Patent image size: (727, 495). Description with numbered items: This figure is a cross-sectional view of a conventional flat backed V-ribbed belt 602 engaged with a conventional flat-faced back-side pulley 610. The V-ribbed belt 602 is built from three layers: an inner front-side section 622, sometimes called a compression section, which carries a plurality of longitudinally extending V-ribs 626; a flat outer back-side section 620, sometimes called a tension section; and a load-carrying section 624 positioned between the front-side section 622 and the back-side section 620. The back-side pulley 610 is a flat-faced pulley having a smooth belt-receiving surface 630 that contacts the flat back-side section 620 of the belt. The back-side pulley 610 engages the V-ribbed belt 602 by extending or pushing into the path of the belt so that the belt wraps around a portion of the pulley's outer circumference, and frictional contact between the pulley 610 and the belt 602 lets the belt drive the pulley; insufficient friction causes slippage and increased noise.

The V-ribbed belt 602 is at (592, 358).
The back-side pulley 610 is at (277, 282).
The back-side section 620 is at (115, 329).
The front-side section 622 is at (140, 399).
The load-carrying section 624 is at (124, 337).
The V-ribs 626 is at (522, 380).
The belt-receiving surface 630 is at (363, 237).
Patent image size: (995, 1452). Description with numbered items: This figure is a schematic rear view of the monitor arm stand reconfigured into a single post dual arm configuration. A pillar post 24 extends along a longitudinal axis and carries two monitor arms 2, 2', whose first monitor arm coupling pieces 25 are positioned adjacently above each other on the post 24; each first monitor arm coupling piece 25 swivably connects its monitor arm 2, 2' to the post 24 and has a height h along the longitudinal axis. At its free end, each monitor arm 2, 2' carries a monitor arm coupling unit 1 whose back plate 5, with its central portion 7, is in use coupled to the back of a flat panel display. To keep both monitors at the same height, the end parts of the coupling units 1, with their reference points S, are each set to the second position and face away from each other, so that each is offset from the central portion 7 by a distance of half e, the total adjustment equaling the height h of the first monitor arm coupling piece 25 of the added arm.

* * * *

* BRIEF
Print every line of the records above verbatim, with no changes.

* TASK ANSWER
Patent image size: (727, 495). Description with numbered items: This figure is a cross-sectional view of a conventional flat backed V-ribbed belt 602 engaged with a conventional flat-faced back-side pulley 610. The V-ribbed belt 602 is built from three layers: an inner front-side section 622, sometimes called a compression section, which carries a plurality of longitudinally extending V-ribs 626; a flat outer back-side section 620, sometimes called a tension section; and a load-carrying section 624 positioned between the front-side section 622 and the back-side section 620. The back-side pulley 610 is a flat-faced pulley having a smooth belt-receiving surface 630 that contacts the flat back-side section 620 of the belt. The back-side pulley 610 engages the V-ribbed belt 602 by extending or pushing into the path of the belt so that the belt wraps around a portion of the pulley's outer circumference, and frictional contact between the pulley 610 and the belt 602 lets the belt drive the pulley; insufficient friction causes slippage and increased noise.

The V-ribbed belt 602 is at (592, 358).
The back-side pulley 610 is at (277, 282).
The back-side section 620 is at (115, 329).
The front-side section 622 is at (140, 399).
The load-carrying section 624 is at (124, 337).
The V-ribs 626 is at (522, 380).
The belt-receiving surface 630 is at (363, 237).
Patent image size: (995, 1452). Description with numbered items: This figure is a schematic rear view of the monitor arm stand reconfigured into a single post dual arm configuration. A pillar post 24 extends along a longitudinal axis and carries two monitor arms 2, 2', whose first monitor arm coupling pieces 25 are positioned adjacently above each other on the post 24; each first monitor arm coupling piece 25 swivably connects its monitor arm 2, 2' to the post 24 and has a height h along the longitudinal axis. At its free end, each monitor arm 2, 2' carries a monitor arm coupling unit 1 whose back plate 5, with its central portion 7, is in use coupled to the back of a flat panel display. To keep both monitors at the same height, the end parts of the coupling units 1, with their reference points S, are each set to the second position and face away from each other, so that each is offset from the central portion 7 by a distance of half e, the total adjustment equaling the height h of the first monitor arm coupling piece 25 of the added arm.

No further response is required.